• Short task
State the number of lines that contain "chevron", with no other text.

Stored records:
____
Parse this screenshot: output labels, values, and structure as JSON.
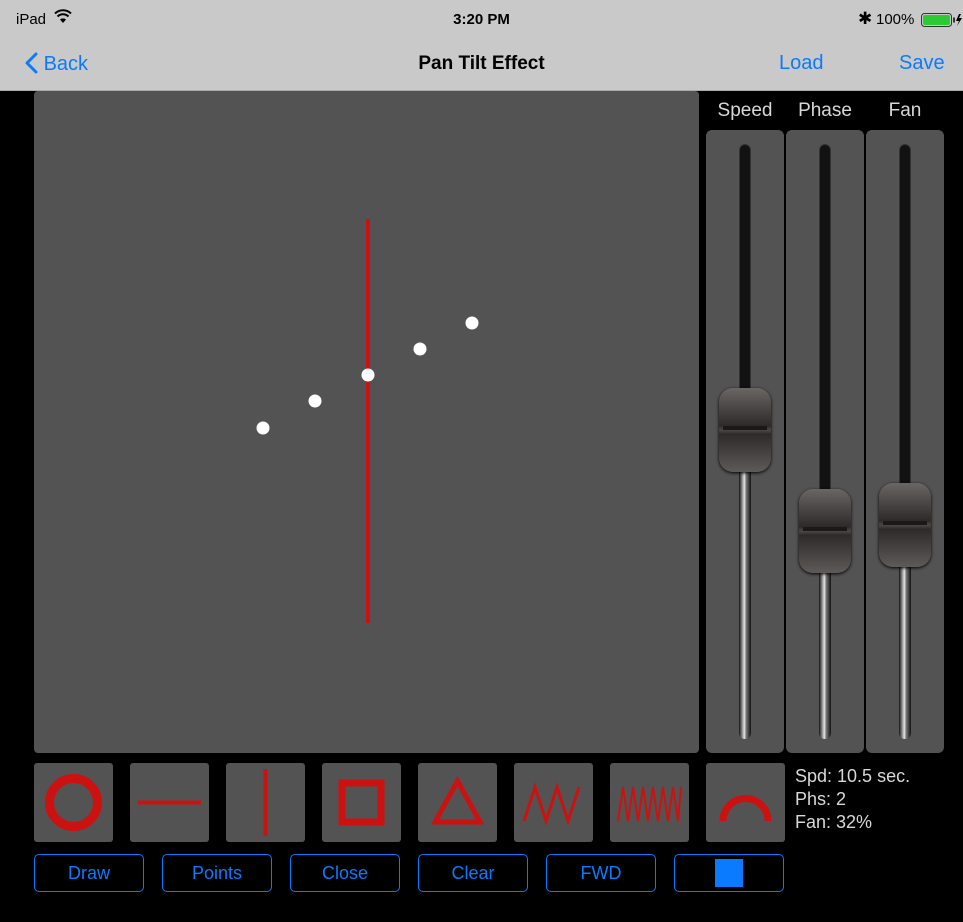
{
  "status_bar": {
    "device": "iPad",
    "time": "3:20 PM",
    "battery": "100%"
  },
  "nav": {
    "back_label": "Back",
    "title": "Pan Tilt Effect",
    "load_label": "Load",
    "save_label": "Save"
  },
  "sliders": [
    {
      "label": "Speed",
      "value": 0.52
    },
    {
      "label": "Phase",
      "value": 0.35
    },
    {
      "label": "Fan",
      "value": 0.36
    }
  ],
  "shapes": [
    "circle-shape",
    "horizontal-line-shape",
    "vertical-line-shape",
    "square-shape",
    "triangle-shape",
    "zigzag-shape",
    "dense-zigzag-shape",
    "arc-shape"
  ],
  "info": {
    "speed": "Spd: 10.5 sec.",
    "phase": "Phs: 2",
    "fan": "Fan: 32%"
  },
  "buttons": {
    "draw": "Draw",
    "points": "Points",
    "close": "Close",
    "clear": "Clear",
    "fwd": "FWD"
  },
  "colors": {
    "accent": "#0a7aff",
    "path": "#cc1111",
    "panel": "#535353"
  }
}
____
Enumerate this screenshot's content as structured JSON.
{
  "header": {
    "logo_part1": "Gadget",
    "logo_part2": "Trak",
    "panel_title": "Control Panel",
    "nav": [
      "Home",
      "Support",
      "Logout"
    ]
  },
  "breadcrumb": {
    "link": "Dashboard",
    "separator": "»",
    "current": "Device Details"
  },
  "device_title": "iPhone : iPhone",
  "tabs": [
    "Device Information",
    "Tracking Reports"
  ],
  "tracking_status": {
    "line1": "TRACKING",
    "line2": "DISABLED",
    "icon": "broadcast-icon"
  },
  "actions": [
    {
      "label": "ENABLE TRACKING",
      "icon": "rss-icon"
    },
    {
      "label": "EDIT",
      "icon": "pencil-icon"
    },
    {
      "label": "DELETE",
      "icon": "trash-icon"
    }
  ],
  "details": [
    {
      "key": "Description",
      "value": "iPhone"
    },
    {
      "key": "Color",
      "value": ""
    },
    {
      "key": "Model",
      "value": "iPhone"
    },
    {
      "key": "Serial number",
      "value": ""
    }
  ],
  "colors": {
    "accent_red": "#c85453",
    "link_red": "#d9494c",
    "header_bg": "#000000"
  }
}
____
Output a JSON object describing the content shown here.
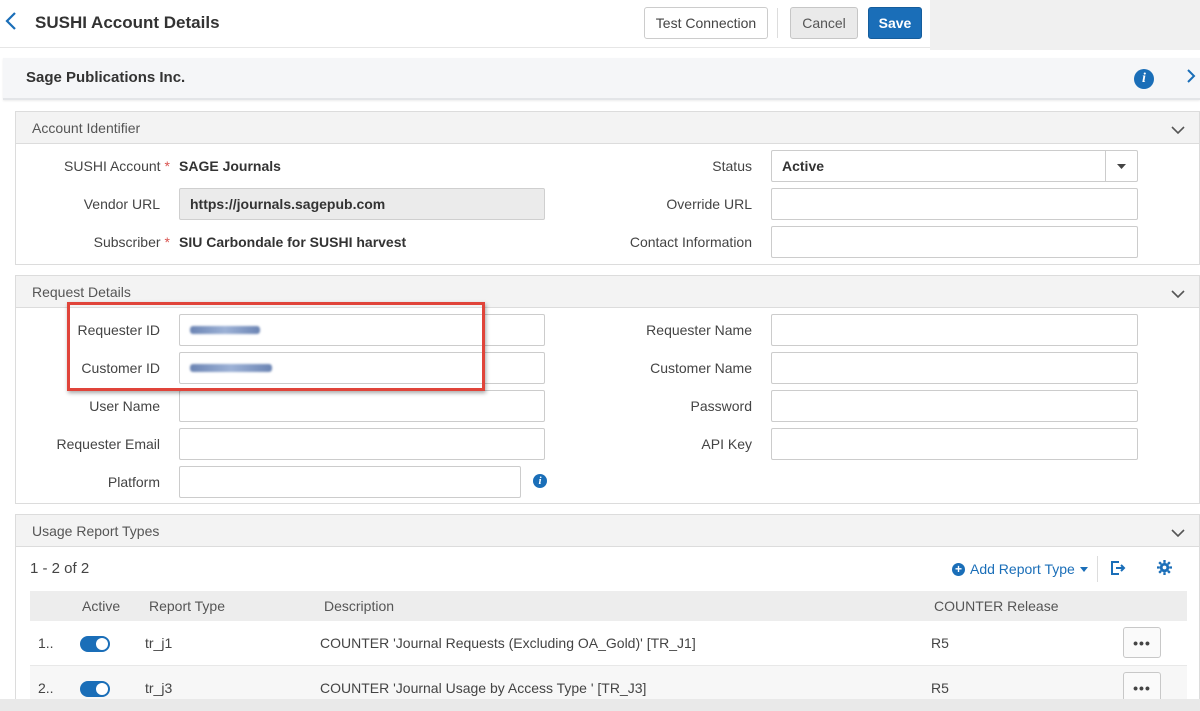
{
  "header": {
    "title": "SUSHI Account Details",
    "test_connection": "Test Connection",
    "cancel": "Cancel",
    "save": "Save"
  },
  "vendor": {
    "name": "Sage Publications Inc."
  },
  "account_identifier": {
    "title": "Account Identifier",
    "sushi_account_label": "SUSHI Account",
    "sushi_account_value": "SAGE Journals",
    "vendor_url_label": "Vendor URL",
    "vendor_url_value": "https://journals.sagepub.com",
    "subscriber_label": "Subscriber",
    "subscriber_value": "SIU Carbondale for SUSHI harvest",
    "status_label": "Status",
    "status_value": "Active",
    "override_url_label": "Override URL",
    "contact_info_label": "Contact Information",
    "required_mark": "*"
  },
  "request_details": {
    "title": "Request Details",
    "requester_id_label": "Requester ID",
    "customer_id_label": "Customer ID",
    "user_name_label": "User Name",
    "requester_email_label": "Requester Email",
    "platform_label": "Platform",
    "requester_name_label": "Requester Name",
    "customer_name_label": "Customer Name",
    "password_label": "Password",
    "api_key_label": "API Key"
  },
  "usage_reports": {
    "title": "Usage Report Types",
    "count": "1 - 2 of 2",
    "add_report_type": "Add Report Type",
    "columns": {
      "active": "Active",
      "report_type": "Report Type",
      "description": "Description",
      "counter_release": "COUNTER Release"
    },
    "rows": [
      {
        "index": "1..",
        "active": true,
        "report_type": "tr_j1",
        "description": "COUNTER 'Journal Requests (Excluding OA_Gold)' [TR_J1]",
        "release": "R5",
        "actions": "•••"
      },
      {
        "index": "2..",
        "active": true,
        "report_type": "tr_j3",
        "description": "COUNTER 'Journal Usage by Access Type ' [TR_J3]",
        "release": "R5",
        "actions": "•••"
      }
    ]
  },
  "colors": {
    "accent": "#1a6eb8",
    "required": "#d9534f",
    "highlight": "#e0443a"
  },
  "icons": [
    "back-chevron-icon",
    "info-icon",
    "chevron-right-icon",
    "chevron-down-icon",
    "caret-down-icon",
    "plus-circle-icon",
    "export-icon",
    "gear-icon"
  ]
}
____
• Solution
3